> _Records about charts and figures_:

-------------------------

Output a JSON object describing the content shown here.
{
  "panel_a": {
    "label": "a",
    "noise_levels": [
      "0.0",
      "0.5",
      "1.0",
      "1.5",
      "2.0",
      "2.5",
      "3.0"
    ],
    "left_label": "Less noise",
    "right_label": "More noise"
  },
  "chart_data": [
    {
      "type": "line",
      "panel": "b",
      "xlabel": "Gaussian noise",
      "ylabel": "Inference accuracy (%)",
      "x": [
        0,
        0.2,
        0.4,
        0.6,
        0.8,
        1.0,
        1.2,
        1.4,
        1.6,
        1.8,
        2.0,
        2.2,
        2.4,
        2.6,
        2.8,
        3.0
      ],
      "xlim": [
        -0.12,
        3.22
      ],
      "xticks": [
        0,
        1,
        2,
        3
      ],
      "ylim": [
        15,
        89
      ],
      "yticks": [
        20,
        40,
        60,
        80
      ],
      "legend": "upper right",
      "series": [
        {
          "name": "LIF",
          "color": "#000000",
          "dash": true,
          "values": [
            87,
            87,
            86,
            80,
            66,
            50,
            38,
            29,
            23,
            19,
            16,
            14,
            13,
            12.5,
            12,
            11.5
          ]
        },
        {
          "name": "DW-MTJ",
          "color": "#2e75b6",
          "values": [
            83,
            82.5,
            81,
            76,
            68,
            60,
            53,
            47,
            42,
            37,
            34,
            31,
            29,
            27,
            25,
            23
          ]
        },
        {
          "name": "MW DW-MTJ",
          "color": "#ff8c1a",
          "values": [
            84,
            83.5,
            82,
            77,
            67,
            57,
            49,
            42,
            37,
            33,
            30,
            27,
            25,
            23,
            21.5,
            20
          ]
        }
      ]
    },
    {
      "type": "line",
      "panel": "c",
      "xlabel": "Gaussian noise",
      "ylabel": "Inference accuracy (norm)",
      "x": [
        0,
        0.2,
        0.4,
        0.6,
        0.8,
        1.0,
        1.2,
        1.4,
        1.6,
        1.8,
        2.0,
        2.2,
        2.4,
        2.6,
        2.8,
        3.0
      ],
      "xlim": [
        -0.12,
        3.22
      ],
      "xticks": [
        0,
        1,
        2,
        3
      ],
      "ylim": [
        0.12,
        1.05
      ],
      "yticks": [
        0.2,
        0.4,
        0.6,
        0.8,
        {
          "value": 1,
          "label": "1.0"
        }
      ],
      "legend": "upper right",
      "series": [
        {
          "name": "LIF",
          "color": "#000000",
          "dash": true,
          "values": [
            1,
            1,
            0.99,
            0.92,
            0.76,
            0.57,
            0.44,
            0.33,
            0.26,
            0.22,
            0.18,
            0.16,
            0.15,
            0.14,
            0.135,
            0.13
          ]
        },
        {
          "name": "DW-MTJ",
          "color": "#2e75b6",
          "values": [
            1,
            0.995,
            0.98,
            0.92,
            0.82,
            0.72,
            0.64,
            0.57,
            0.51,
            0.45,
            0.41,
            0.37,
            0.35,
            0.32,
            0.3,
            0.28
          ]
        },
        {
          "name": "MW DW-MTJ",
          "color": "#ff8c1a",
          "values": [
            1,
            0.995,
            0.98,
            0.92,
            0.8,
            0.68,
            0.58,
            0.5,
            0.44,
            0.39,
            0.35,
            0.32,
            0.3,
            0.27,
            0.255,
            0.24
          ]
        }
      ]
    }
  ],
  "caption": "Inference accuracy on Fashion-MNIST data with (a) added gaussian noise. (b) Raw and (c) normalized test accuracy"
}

-------------------------

> _WHAT THIS TASK INVOLVES_:
Quote all of the entries exactly as they appear.

> _ANSWER TO THE TASK_:
Output a JSON object describing the content shown here.
{
  "panel_a": {
    "label": "a",
    "noise_levels": [
      "0.0",
      "0.5",
      "1.0",
      "1.5",
      "2.0",
      "2.5",
      "3.0"
    ],
    "left_label": "Less noise",
    "right_label": "More noise"
  },
  "chart_data": [
    {
      "type": "line",
      "panel": "b",
      "xlabel": "Gaussian noise",
      "ylabel": "Inference accuracy (%)",
      "x": [
        0,
        0.2,
        0.4,
        0.6,
        0.8,
        1.0,
        1.2,
        1.4,
        1.6,
        1.8,
        2.0,
        2.2,
        2.4,
        2.6,
        2.8,
        3.0
      ],
      "xlim": [
        -0.12,
        3.22
      ],
      "xticks": [
        0,
        1,
        2,
        3
      ],
      "ylim": [
        15,
        89
      ],
      "yticks": [
        20,
        40,
        60,
        80
      ],
      "legend": "upper right",
      "series": [
        {
          "name": "LIF",
          "color": "#000000",
          "dash": true,
          "values": [
            87,
            87,
            86,
            80,
            66,
            50,
            38,
            29,
            23,
            19,
            16,
            14,
            13,
            12.5,
            12,
            11.5
          ]
        },
        {
          "name": "DW-MTJ",
          "color": "#2e75b6",
          "values": [
            83,
            82.5,
            81,
            76,
            68,
            60,
            53,
            47,
            42,
            37,
            34,
            31,
            29,
            27,
            25,
            23
          ]
        },
        {
          "name": "MW DW-MTJ",
          "color": "#ff8c1a",
          "values": [
            84,
            83.5,
            82,
            77,
            67,
            57,
            49,
            42,
            37,
            33,
            30,
            27,
            25,
            23,
            21.5,
            20
          ]
        }
      ]
    },
    {
      "type": "line",
      "panel": "c",
      "xlabel": "Gaussian noise",
      "ylabel": "Inference accuracy (norm)",
      "x": [
        0,
        0.2,
        0.4,
        0.6,
        0.8,
        1.0,
        1.2,
        1.4,
        1.6,
        1.8,
        2.0,
        2.2,
        2.4,
        2.6,
        2.8,
        3.0
      ],
      "xlim": [
        -0.12,
        3.22
      ],
      "xticks": [
        0,
        1,
        2,
        3
      ],
      "ylim": [
        0.12,
        1.05
      ],
      "yticks": [
        0.2,
        0.4,
        0.6,
        0.8,
        {
          "value": 1,
          "label": "1.0"
        }
      ],
      "legend": "upper right",
      "series": [
        {
          "name": "LIF",
          "color": "#000000",
          "dash": true,
          "values": [
            1,
            1,
            0.99,
            0.92,
            0.76,
            0.57,
            0.44,
            0.33,
            0.26,
            0.22,
            0.18,
            0.16,
            0.15,
            0.14,
            0.135,
            0.13
          ]
        },
        {
          "name": "DW-MTJ",
          "color": "#2e75b6",
          "values": [
            1,
            0.995,
            0.98,
            0.92,
            0.82,
            0.72,
            0.64,
            0.57,
            0.51,
            0.45,
            0.41,
            0.37,
            0.35,
            0.32,
            0.3,
            0.28
          ]
        },
        {
          "name": "MW DW-MTJ",
          "color": "#ff8c1a",
          "values": [
            1,
            0.995,
            0.98,
            0.92,
            0.8,
            0.68,
            0.58,
            0.5,
            0.44,
            0.39,
            0.35,
            0.32,
            0.3,
            0.27,
            0.255,
            0.24
          ]
        }
      ]
    }
  ],
  "caption": "Inference accuracy on Fashion-MNIST data with (a) added gaussian noise. (b) Raw and (c) normalized test accuracy"
}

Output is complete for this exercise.